→ **Work required**:
Repeat the records below exactly as they appear.

Excerpt from a dataset:
-.-.-

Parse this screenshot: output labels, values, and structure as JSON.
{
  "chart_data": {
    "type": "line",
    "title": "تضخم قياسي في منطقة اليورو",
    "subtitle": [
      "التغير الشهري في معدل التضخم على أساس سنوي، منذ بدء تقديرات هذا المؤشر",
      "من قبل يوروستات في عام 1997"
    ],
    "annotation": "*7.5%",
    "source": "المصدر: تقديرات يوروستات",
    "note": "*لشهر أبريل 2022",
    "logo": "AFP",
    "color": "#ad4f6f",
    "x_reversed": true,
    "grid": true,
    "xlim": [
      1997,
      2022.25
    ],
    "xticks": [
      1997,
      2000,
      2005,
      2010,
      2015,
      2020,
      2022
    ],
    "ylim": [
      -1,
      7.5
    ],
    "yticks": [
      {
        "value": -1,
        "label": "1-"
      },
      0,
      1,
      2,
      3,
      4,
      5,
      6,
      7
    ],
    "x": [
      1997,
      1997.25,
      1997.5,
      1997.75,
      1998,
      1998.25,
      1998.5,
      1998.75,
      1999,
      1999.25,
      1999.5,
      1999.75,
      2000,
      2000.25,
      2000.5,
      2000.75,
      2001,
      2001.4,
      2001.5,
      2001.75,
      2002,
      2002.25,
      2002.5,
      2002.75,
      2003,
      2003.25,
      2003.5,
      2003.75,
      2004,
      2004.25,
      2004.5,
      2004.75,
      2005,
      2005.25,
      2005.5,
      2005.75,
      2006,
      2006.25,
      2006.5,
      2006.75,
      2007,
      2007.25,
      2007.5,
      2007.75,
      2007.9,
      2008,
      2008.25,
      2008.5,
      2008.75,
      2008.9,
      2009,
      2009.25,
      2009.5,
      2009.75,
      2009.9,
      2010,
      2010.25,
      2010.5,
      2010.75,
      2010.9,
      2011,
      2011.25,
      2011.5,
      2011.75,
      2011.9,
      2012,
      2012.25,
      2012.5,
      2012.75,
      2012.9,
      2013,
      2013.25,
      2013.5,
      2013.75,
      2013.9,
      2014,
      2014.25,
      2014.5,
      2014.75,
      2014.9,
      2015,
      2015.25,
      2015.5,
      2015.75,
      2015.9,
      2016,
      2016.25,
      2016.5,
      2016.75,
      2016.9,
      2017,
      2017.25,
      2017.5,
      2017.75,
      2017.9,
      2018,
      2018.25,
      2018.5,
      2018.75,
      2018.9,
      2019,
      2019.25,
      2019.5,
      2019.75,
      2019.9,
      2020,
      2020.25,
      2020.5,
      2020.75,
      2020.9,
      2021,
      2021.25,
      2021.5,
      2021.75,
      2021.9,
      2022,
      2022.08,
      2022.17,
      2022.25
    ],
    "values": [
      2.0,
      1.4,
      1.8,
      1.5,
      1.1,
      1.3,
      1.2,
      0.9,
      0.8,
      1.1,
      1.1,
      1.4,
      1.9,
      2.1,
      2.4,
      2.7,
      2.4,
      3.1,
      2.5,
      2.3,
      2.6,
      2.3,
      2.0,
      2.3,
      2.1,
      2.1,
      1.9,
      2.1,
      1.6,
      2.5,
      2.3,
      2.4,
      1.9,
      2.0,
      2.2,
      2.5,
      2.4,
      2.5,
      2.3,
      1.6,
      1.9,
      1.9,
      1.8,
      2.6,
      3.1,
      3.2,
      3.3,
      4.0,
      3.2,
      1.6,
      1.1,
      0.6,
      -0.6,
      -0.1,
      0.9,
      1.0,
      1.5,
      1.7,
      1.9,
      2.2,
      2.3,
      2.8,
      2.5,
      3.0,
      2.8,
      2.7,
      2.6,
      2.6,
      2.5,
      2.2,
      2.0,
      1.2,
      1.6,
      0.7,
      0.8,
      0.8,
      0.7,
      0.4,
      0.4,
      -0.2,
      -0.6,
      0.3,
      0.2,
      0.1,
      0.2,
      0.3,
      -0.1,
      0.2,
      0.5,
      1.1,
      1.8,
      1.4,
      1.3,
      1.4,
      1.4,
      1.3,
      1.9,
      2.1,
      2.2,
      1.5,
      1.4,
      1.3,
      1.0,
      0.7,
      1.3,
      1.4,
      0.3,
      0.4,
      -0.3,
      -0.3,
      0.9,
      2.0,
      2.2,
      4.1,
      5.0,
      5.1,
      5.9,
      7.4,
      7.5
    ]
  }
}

-.-.-

→ **Written reply**:
Parse this screenshot: output labels, values, and structure as JSON.
{
  "chart_data": {
    "type": "line",
    "title": "تضخم قياسي في منطقة اليورو",
    "subtitle": [
      "التغير الشهري في معدل التضخم على أساس سنوي، منذ بدء تقديرات هذا المؤشر",
      "من قبل يوروستات في عام 1997"
    ],
    "annotation": "*7.5%",
    "source": "المصدر: تقديرات يوروستات",
    "note": "*لشهر أبريل 2022",
    "logo": "AFP",
    "color": "#ad4f6f",
    "x_reversed": true,
    "grid": true,
    "xlim": [
      1997,
      2022.25
    ],
    "xticks": [
      1997,
      2000,
      2005,
      2010,
      2015,
      2020,
      2022
    ],
    "ylim": [
      -1,
      7.5
    ],
    "yticks": [
      {
        "value": -1,
        "label": "1-"
      },
      0,
      1,
      2,
      3,
      4,
      5,
      6,
      7
    ],
    "x": [
      1997,
      1997.25,
      1997.5,
      1997.75,
      1998,
      1998.25,
      1998.5,
      1998.75,
      1999,
      1999.25,
      1999.5,
      1999.75,
      2000,
      2000.25,
      2000.5,
      2000.75,
      2001,
      2001.4,
      2001.5,
      2001.75,
      2002,
      2002.25,
      2002.5,
      2002.75,
      2003,
      2003.25,
      2003.5,
      2003.75,
      2004,
      2004.25,
      2004.5,
      2004.75,
      2005,
      2005.25,
      2005.5,
      2005.75,
      2006,
      2006.25,
      2006.5,
      2006.75,
      2007,
      2007.25,
      2007.5,
      2007.75,
      2007.9,
      2008,
      2008.25,
      2008.5,
      2008.75,
      2008.9,
      2009,
      2009.25,
      2009.5,
      2009.75,
      2009.9,
      2010,
      2010.25,
      2010.5,
      2010.75,
      2010.9,
      2011,
      2011.25,
      2011.5,
      2011.75,
      2011.9,
      2012,
      2012.25,
      2012.5,
      2012.75,
      2012.9,
      2013,
      2013.25,
      2013.5,
      2013.75,
      2013.9,
      2014,
      2014.25,
      2014.5,
      2014.75,
      2014.9,
      2015,
      2015.25,
      2015.5,
      2015.75,
      2015.9,
      2016,
      2016.25,
      2016.5,
      2016.75,
      2016.9,
      2017,
      2017.25,
      2017.5,
      2017.75,
      2017.9,
      2018,
      2018.25,
      2018.5,
      2018.75,
      2018.9,
      2019,
      2019.25,
      2019.5,
      2019.75,
      2019.9,
      2020,
      2020.25,
      2020.5,
      2020.75,
      2020.9,
      2021,
      2021.25,
      2021.5,
      2021.75,
      2021.9,
      2022,
      2022.08,
      2022.17,
      2022.25
    ],
    "values": [
      2.0,
      1.4,
      1.8,
      1.5,
      1.1,
      1.3,
      1.2,
      0.9,
      0.8,
      1.1,
      1.1,
      1.4,
      1.9,
      2.1,
      2.4,
      2.7,
      2.4,
      3.1,
      2.5,
      2.3,
      2.6,
      2.3,
      2.0,
      2.3,
      2.1,
      2.1,
      1.9,
      2.1,
      1.6,
      2.5,
      2.3,
      2.4,
      1.9,
      2.0,
      2.2,
      2.5,
      2.4,
      2.5,
      2.3,
      1.6,
      1.9,
      1.9,
      1.8,
      2.6,
      3.1,
      3.2,
      3.3,
      4.0,
      3.2,
      1.6,
      1.1,
      0.6,
      -0.6,
      -0.1,
      0.9,
      1.0,
      1.5,
      1.7,
      1.9,
      2.2,
      2.3,
      2.8,
      2.5,
      3.0,
      2.8,
      2.7,
      2.6,
      2.6,
      2.5,
      2.2,
      2.0,
      1.2,
      1.6,
      0.7,
      0.8,
      0.8,
      0.7,
      0.4,
      0.4,
      -0.2,
      -0.6,
      0.3,
      0.2,
      0.1,
      0.2,
      0.3,
      -0.1,
      0.2,
      0.5,
      1.1,
      1.8,
      1.4,
      1.3,
      1.4,
      1.4,
      1.3,
      1.9,
      2.1,
      2.2,
      1.5,
      1.4,
      1.3,
      1.0,
      0.7,
      1.3,
      1.4,
      0.3,
      0.4,
      -0.3,
      -0.3,
      0.9,
      2.0,
      2.2,
      4.1,
      5.0,
      5.1,
      5.9,
      7.4,
      7.5
    ]
  }
}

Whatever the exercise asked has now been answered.